[Dataset items]
----------

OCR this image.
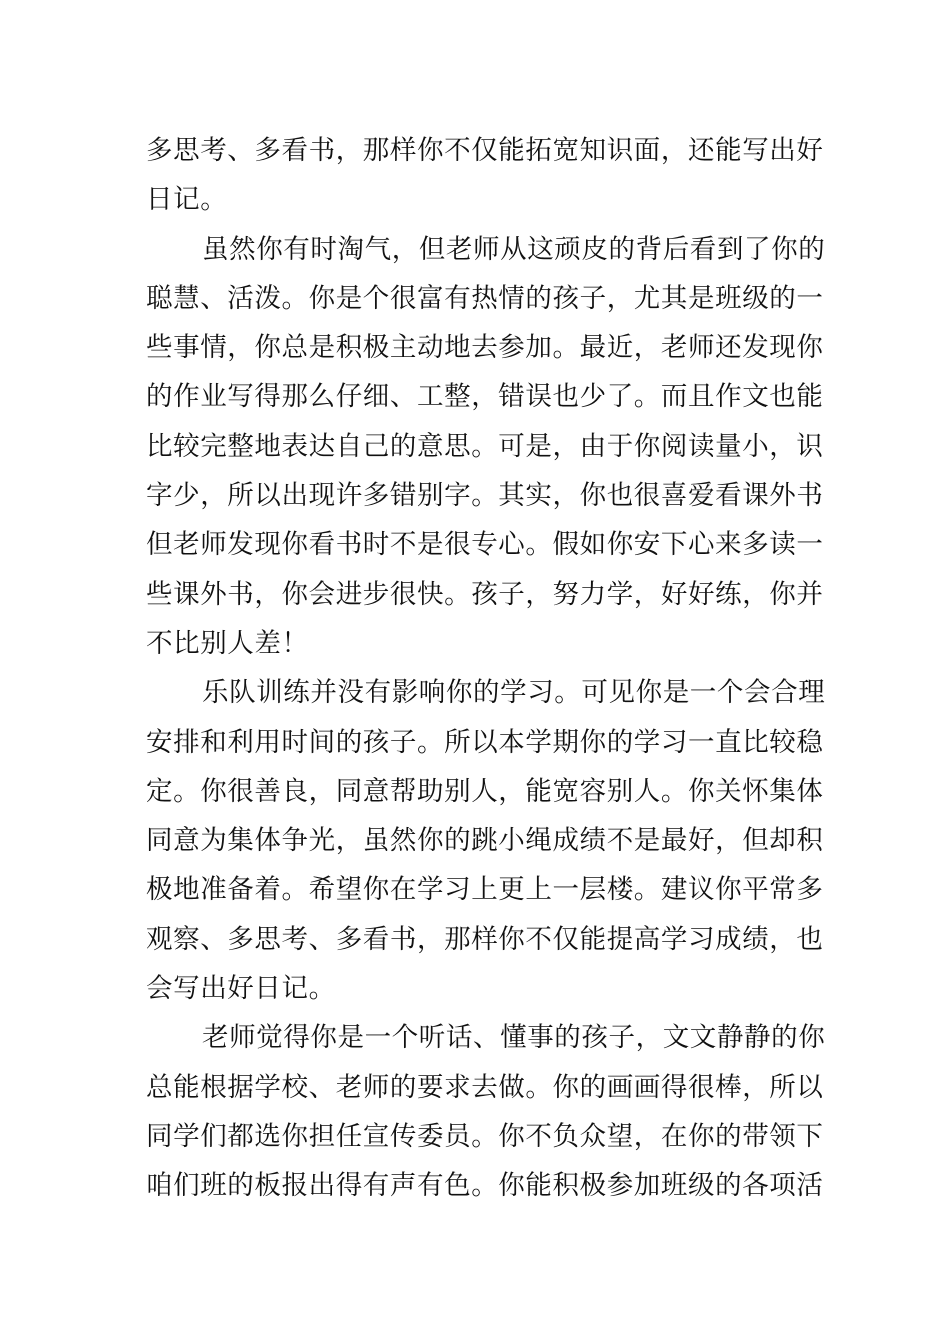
多思考、多看书，那样你不仅能拓宽知识面，还能写出好
日记。
虽然你有时淘气，但老师从这顽皮的背后看到了你的
聪慧、活泼。你是个很富有热情的孩子，尤其是班级的一
些事情，你总是积极主动地去参加。最近，老师还发现你
的作业写得那么仔细、工整，错误也少了。而且作文也能
比较完整地表达自己的意思。可是，由于你阅读量小，识
字少，所以出现许多错别字。其实，你也很喜爱看课外书
但老师发现你看书时不是很专心。假如你安下心来多读一
些课外书，你会进步很快。孩子，努力学，好好练，你并
不比别人差！
乐队训练并没有影响你的学习。可见你是一个会合理
安排和利用时间的孩子。所以本学期你的学习一直比较稳
定。你很善良，同意帮助别人，能宽容别人。你关怀集体
同意为集体争光，虽然你的跳小绳成绩不是最好，但却积
极地准备着。希望你在学习上更上一层楼。建议你平常多
观察、多思考、多看书，那样你不仅能提高学习成绩，也
会写出好日记。
老师觉得你是一个听话、懂事的孩子，文文静静的你
总能根据学校、老师的要求去做。你的画画得很棒，所以
同学们都选你担任宣传委员。你不负众望，在你的带领下
咱们班的板报出得有声有色。你能积极参加班级的各项活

----------

[Objective]
Quote all of the entries word for word, omitting any pictures.

[Solution to the problem]
OCR this image.
多思考、多看书，那样你不仅能拓宽知识面，还能写出好
日记。
虽然你有时淘气，但老师从这顽皮的背后看到了你的
聪慧、活泼。你是个很富有热情的孩子，尤其是班级的一
些事情，你总是积极主动地去参加。最近，老师还发现你
的作业写得那么仔细、工整，错误也少了。而且作文也能
比较完整地表达自己的意思。可是，由于你阅读量小，识
字少，所以出现许多错别字。其实，你也很喜爱看课外书
但老师发现你看书时不是很专心。假如你安下心来多读一
些课外书，你会进步很快。孩子，努力学，好好练，你并
不比别人差！
乐队训练并没有影响你的学习。可见你是一个会合理
安排和利用时间的孩子。所以本学期你的学习一直比较稳
定。你很善良，同意帮助别人，能宽容别人。你关怀集体
同意为集体争光，虽然你的跳小绳成绩不是最好，但却积
极地准备着。希望你在学习上更上一层楼。建议你平常多
观察、多思考、多看书，那样你不仅能提高学习成绩，也
会写出好日记。
老师觉得你是一个听话、懂事的孩子，文文静静的你
总能根据学校、老师的要求去做。你的画画得很棒，所以
同学们都选你担任宣传委员。你不负众望，在你的带领下
咱们班的板报出得有声有色。你能积极参加班级的各项活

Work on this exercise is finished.